# Set problem
Look through the listing below and report how many lines contain "Overall", as a bare number.

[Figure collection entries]
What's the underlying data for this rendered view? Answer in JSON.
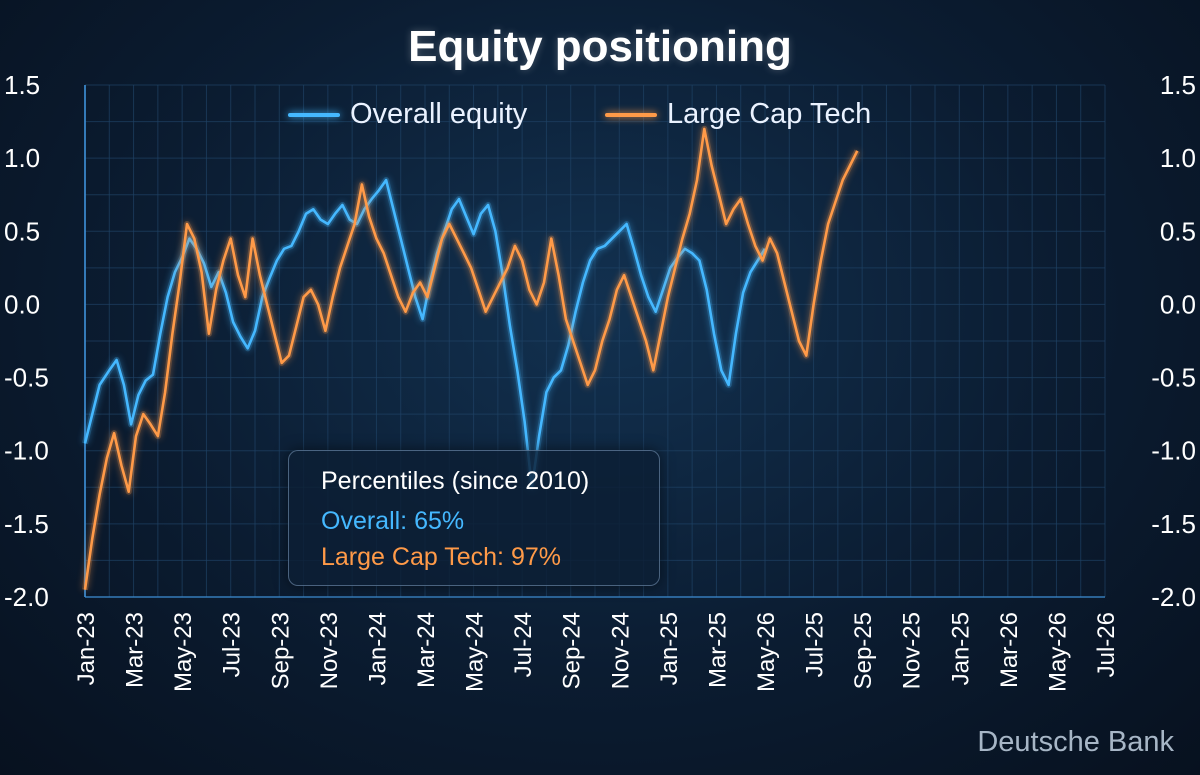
{
  "chart_data": {
    "type": "line",
    "title": "Equity positioning",
    "xlabel": "",
    "ylabel": "",
    "ylim": [
      -2.0,
      1.5
    ],
    "yticks": [
      "1.5",
      "1.0",
      "0.5",
      "0.0",
      "-0.5",
      "-1.0",
      "-1.5",
      "-2.0"
    ],
    "yticks_right": [
      "1.5",
      "1.0",
      "0.5",
      "0.0",
      "-0.5",
      "-1.0",
      "-1.5",
      "-2.0"
    ],
    "xticks": [
      "Jan-23",
      "Mar-23",
      "May-23",
      "Jul-23",
      "Sep-23",
      "Nov-23",
      "Jan-24",
      "Mar-24",
      "May-24",
      "Jul-24",
      "Sep-24",
      "Nov-24",
      "Jan-25",
      "Mar-25",
      "May-26",
      "Jul-25",
      "Sep-25",
      "Nov-25",
      "Jan-25",
      "Mar-26",
      "May-26",
      "Jul-26"
    ],
    "grid": true,
    "legend_position": "top",
    "series": [
      {
        "name": "Overall equity",
        "color": "#45b8ff",
        "points": [
          [
            0,
            -0.95
          ],
          [
            0.3,
            -0.75
          ],
          [
            0.6,
            -0.55
          ],
          [
            1.0,
            -0.45
          ],
          [
            1.3,
            -0.38
          ],
          [
            1.6,
            -0.55
          ],
          [
            1.9,
            -0.82
          ],
          [
            2.2,
            -0.62
          ],
          [
            2.5,
            -0.52
          ],
          [
            2.8,
            -0.48
          ],
          [
            3.1,
            -0.2
          ],
          [
            3.4,
            0.05
          ],
          [
            3.7,
            0.22
          ],
          [
            4.0,
            0.32
          ],
          [
            4.3,
            0.45
          ],
          [
            4.6,
            0.38
          ],
          [
            4.9,
            0.28
          ],
          [
            5.2,
            0.12
          ],
          [
            5.5,
            0.22
          ],
          [
            5.8,
            0.08
          ],
          [
            6.1,
            -0.12
          ],
          [
            6.4,
            -0.22
          ],
          [
            6.7,
            -0.3
          ],
          [
            7.0,
            -0.18
          ],
          [
            7.3,
            0.05
          ],
          [
            7.6,
            0.18
          ],
          [
            7.9,
            0.3
          ],
          [
            8.2,
            0.38
          ],
          [
            8.5,
            0.4
          ],
          [
            8.8,
            0.5
          ],
          [
            9.1,
            0.62
          ],
          [
            9.4,
            0.65
          ],
          [
            9.7,
            0.58
          ],
          [
            10.0,
            0.55
          ],
          [
            10.3,
            0.62
          ],
          [
            10.6,
            0.68
          ],
          [
            10.9,
            0.58
          ],
          [
            11.2,
            0.55
          ],
          [
            11.5,
            0.65
          ],
          [
            11.8,
            0.72
          ],
          [
            12.1,
            0.78
          ],
          [
            12.4,
            0.85
          ],
          [
            12.7,
            0.65
          ],
          [
            13.0,
            0.45
          ],
          [
            13.3,
            0.25
          ],
          [
            13.6,
            0.05
          ],
          [
            13.9,
            -0.1
          ],
          [
            14.2,
            0.15
          ],
          [
            14.5,
            0.35
          ],
          [
            14.8,
            0.5
          ],
          [
            15.1,
            0.65
          ],
          [
            15.4,
            0.72
          ],
          [
            15.7,
            0.6
          ],
          [
            16.0,
            0.48
          ],
          [
            16.3,
            0.62
          ],
          [
            16.6,
            0.68
          ],
          [
            16.9,
            0.5
          ],
          [
            17.2,
            0.2
          ],
          [
            17.5,
            -0.15
          ],
          [
            17.8,
            -0.45
          ],
          [
            18.1,
            -0.8
          ],
          [
            18.4,
            -1.25
          ],
          [
            18.7,
            -0.9
          ],
          [
            19.0,
            -0.6
          ],
          [
            19.3,
            -0.5
          ],
          [
            19.6,
            -0.45
          ],
          [
            19.9,
            -0.28
          ],
          [
            20.2,
            -0.05
          ],
          [
            20.5,
            0.15
          ],
          [
            20.8,
            0.3
          ],
          [
            21.1,
            0.38
          ],
          [
            21.4,
            0.4
          ],
          [
            21.7,
            0.45
          ],
          [
            22.0,
            0.5
          ],
          [
            22.3,
            0.55
          ],
          [
            22.6,
            0.38
          ],
          [
            22.9,
            0.2
          ],
          [
            23.2,
            0.05
          ],
          [
            23.5,
            -0.05
          ],
          [
            23.8,
            0.1
          ],
          [
            24.1,
            0.25
          ],
          [
            24.4,
            0.32
          ],
          [
            24.7,
            0.38
          ],
          [
            25.0,
            0.35
          ],
          [
            25.3,
            0.3
          ],
          [
            25.6,
            0.1
          ],
          [
            25.9,
            -0.2
          ],
          [
            26.2,
            -0.45
          ],
          [
            26.5,
            -0.55
          ],
          [
            26.8,
            -0.2
          ],
          [
            27.1,
            0.08
          ],
          [
            27.4,
            0.22
          ],
          [
            27.7,
            0.3
          ],
          [
            28.0,
            0.38
          ]
        ]
      },
      {
        "name": "Large Cap Tech",
        "color": "#ff9a48",
        "points": [
          [
            0,
            -1.95
          ],
          [
            0.3,
            -1.6
          ],
          [
            0.6,
            -1.3
          ],
          [
            0.9,
            -1.05
          ],
          [
            1.2,
            -0.88
          ],
          [
            1.5,
            -1.1
          ],
          [
            1.8,
            -1.28
          ],
          [
            2.1,
            -0.9
          ],
          [
            2.4,
            -0.75
          ],
          [
            2.7,
            -0.82
          ],
          [
            3.0,
            -0.9
          ],
          [
            3.3,
            -0.6
          ],
          [
            3.6,
            -0.2
          ],
          [
            3.9,
            0.15
          ],
          [
            4.2,
            0.55
          ],
          [
            4.5,
            0.45
          ],
          [
            4.8,
            0.22
          ],
          [
            5.1,
            -0.2
          ],
          [
            5.4,
            0.1
          ],
          [
            5.7,
            0.3
          ],
          [
            6.0,
            0.45
          ],
          [
            6.3,
            0.2
          ],
          [
            6.6,
            0.05
          ],
          [
            6.9,
            0.45
          ],
          [
            7.2,
            0.2
          ],
          [
            7.5,
            0.0
          ],
          [
            7.8,
            -0.2
          ],
          [
            8.1,
            -0.4
          ],
          [
            8.4,
            -0.35
          ],
          [
            8.7,
            -0.15
          ],
          [
            9.0,
            0.05
          ],
          [
            9.3,
            0.1
          ],
          [
            9.6,
            0.0
          ],
          [
            9.9,
            -0.18
          ],
          [
            10.2,
            0.05
          ],
          [
            10.5,
            0.25
          ],
          [
            10.8,
            0.4
          ],
          [
            11.1,
            0.55
          ],
          [
            11.4,
            0.82
          ],
          [
            11.7,
            0.6
          ],
          [
            12.0,
            0.45
          ],
          [
            12.3,
            0.35
          ],
          [
            12.6,
            0.2
          ],
          [
            12.9,
            0.05
          ],
          [
            13.2,
            -0.05
          ],
          [
            13.5,
            0.08
          ],
          [
            13.8,
            0.15
          ],
          [
            14.1,
            0.05
          ],
          [
            14.4,
            0.25
          ],
          [
            14.7,
            0.45
          ],
          [
            15.0,
            0.55
          ],
          [
            15.3,
            0.45
          ],
          [
            15.6,
            0.35
          ],
          [
            15.9,
            0.25
          ],
          [
            16.2,
            0.1
          ],
          [
            16.5,
            -0.05
          ],
          [
            16.8,
            0.05
          ],
          [
            17.1,
            0.15
          ],
          [
            17.4,
            0.25
          ],
          [
            17.7,
            0.4
          ],
          [
            18.0,
            0.3
          ],
          [
            18.3,
            0.1
          ],
          [
            18.6,
            0.0
          ],
          [
            18.9,
            0.15
          ],
          [
            19.2,
            0.45
          ],
          [
            19.5,
            0.2
          ],
          [
            19.8,
            -0.1
          ],
          [
            20.1,
            -0.25
          ],
          [
            20.4,
            -0.4
          ],
          [
            20.7,
            -0.55
          ],
          [
            21.0,
            -0.45
          ],
          [
            21.3,
            -0.25
          ],
          [
            21.6,
            -0.1
          ],
          [
            21.9,
            0.1
          ],
          [
            22.2,
            0.2
          ],
          [
            22.5,
            0.05
          ],
          [
            22.8,
            -0.1
          ],
          [
            23.1,
            -0.25
          ],
          [
            23.4,
            -0.45
          ],
          [
            23.7,
            -0.2
          ],
          [
            24.0,
            0.05
          ],
          [
            24.3,
            0.25
          ],
          [
            24.6,
            0.45
          ],
          [
            24.9,
            0.62
          ],
          [
            25.2,
            0.85
          ],
          [
            25.5,
            1.2
          ],
          [
            25.8,
            0.95
          ],
          [
            26.1,
            0.75
          ],
          [
            26.4,
            0.55
          ],
          [
            26.7,
            0.65
          ],
          [
            27.0,
            0.72
          ],
          [
            27.3,
            0.55
          ],
          [
            27.6,
            0.4
          ],
          [
            27.9,
            0.3
          ],
          [
            28.2,
            0.45
          ],
          [
            28.5,
            0.35
          ],
          [
            28.8,
            0.15
          ],
          [
            29.1,
            -0.05
          ],
          [
            29.4,
            -0.25
          ],
          [
            29.7,
            -0.35
          ],
          [
            30.0,
            0.0
          ],
          [
            30.3,
            0.3
          ],
          [
            30.6,
            0.55
          ],
          [
            30.9,
            0.7
          ],
          [
            31.2,
            0.85
          ],
          [
            31.5,
            0.95
          ],
          [
            31.8,
            1.05
          ]
        ]
      }
    ]
  },
  "infobox": {
    "heading": "Percentiles (since 2010)",
    "overall": "Overall: 65%",
    "tech": "Large Cap Tech: 97%"
  },
  "source": "Deutsche Bank",
  "colors": {
    "blue": "#45b8ff",
    "orange": "#ff9a48",
    "grid": "#244a6e",
    "text": "#ffffff"
  }
}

# Correct result
2